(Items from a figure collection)
** Start **

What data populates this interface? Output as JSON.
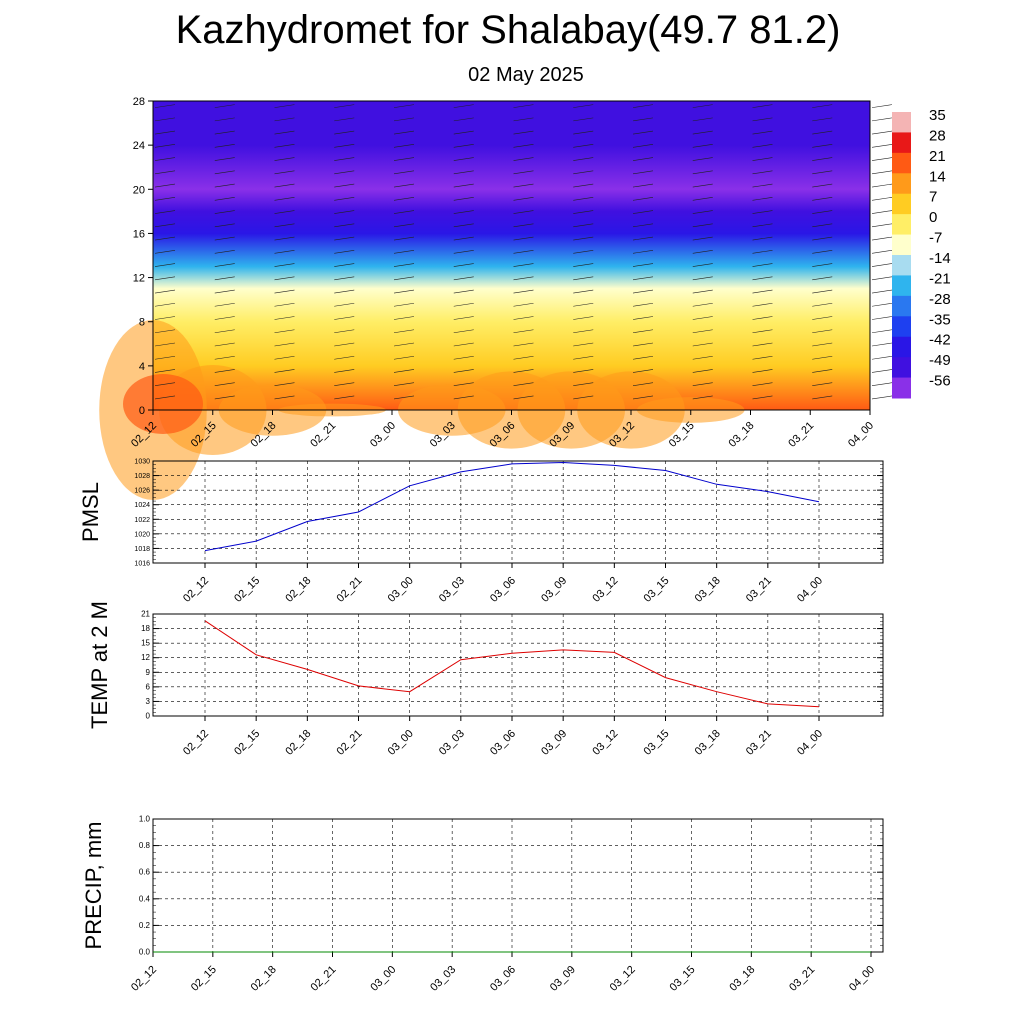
{
  "header": {
    "title": "Kazhydromet for Shalabay(49.7 81.2)",
    "subtitle": "02 May 2025"
  },
  "chart_data": [
    {
      "type": "heatmap",
      "name": "temperature-wind-cross-section",
      "x_labels": [
        "02_12",
        "02_15",
        "02_18",
        "02_21",
        "03_00",
        "03_03",
        "03_06",
        "03_09",
        "03_12",
        "03_15",
        "03_18",
        "03_21",
        "04_00"
      ],
      "y_ticks": [
        0,
        4,
        8,
        12,
        16,
        20,
        24,
        28
      ],
      "ylim": [
        0,
        28
      ],
      "colorbar": {
        "labels": [
          "35",
          "28",
          "21",
          "14",
          "7",
          "0",
          "-7",
          "-14",
          "-21",
          "-28",
          "-35",
          "-42",
          "-49",
          "-56"
        ],
        "colors": [
          "#f4b4b4",
          "#e81818",
          "#ff5a14",
          "#ff9a1a",
          "#ffcc22",
          "#ffee66",
          "#ffffcc",
          "#a8dcf0",
          "#2fb4ee",
          "#2a78f0",
          "#1e40f0",
          "#2a16e6",
          "#4010e0",
          "#8a30e8"
        ]
      },
      "surface_temp_by_time": [
        20,
        13,
        10,
        7,
        6,
        10,
        12,
        12,
        12,
        8,
        5,
        3,
        2
      ],
      "vertical_profile": [
        {
          "level": 0,
          "temp": 18
        },
        {
          "level": 4,
          "temp": 8
        },
        {
          "level": 8,
          "temp": 1
        },
        {
          "level": 11,
          "temp": -8
        },
        {
          "level": 13,
          "temp": -22
        },
        {
          "level": 16,
          "temp": -40
        },
        {
          "level": 18,
          "temp": -50
        },
        {
          "level": 20,
          "temp": -54
        },
        {
          "level": 24,
          "temp": -50
        },
        {
          "level": 28,
          "temp": -46
        }
      ],
      "grid": true
    },
    {
      "type": "line",
      "ylabel": "PMSL",
      "x_labels": [
        "02_12",
        "02_15",
        "02_18",
        "02_21",
        "03_00",
        "03_03",
        "03_06",
        "03_09",
        "03_12",
        "03_15",
        "03_18",
        "03_21",
        "04_00"
      ],
      "y_ticks": [
        1016,
        1018,
        1020,
        1022,
        1024,
        1026,
        1028,
        1030
      ],
      "ylim": [
        1016,
        1030
      ],
      "values": [
        1017.7,
        1019.0,
        1021.7,
        1023.0,
        1026.6,
        1028.5,
        1029.6,
        1029.8,
        1029.4,
        1028.7,
        1026.8,
        1025.8,
        1024.4
      ],
      "color": "#0000cc",
      "grid": true
    },
    {
      "type": "line",
      "ylabel": "TEMP at 2 M",
      "x_labels": [
        "02_12",
        "02_15",
        "02_18",
        "02_21",
        "03_00",
        "03_03",
        "03_06",
        "03_09",
        "03_12",
        "03_15",
        "03_18",
        "03_21",
        "04_00"
      ],
      "y_ticks": [
        0,
        3,
        6,
        9,
        12,
        15,
        18,
        21
      ],
      "ylim": [
        0,
        21
      ],
      "values": [
        19.6,
        12.6,
        9.6,
        6.2,
        5.0,
        11.6,
        12.9,
        13.6,
        13.1,
        7.9,
        5.0,
        2.5,
        1.9
      ],
      "color": "#dd0000",
      "grid": true
    },
    {
      "type": "line",
      "ylabel": "PRECIP, mm",
      "x_labels": [
        "02_12",
        "02_15",
        "02_18",
        "02_21",
        "03_00",
        "03_03",
        "03_06",
        "03_09",
        "03_12",
        "03_15",
        "03_18",
        "03_21",
        "04_00"
      ],
      "y_ticks": [
        "0.0",
        "0.2",
        "0.4",
        "0.6",
        "0.8",
        "1.0"
      ],
      "ylim": [
        0,
        1
      ],
      "values": [
        0,
        0,
        0,
        0,
        0,
        0,
        0,
        0,
        0,
        0,
        0,
        0,
        0
      ],
      "color": "#008800",
      "grid": true
    }
  ]
}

** End **

• [EXERCISE AIM] Find the word "ylabel" in the records and pull out each line that has it.

• [SOLUTION TO THIS EXERCISE]
      "ylabel": "PMSL",
      "ylabel": "TEMP at 2 M",
      "ylabel": "PRECIP, mm",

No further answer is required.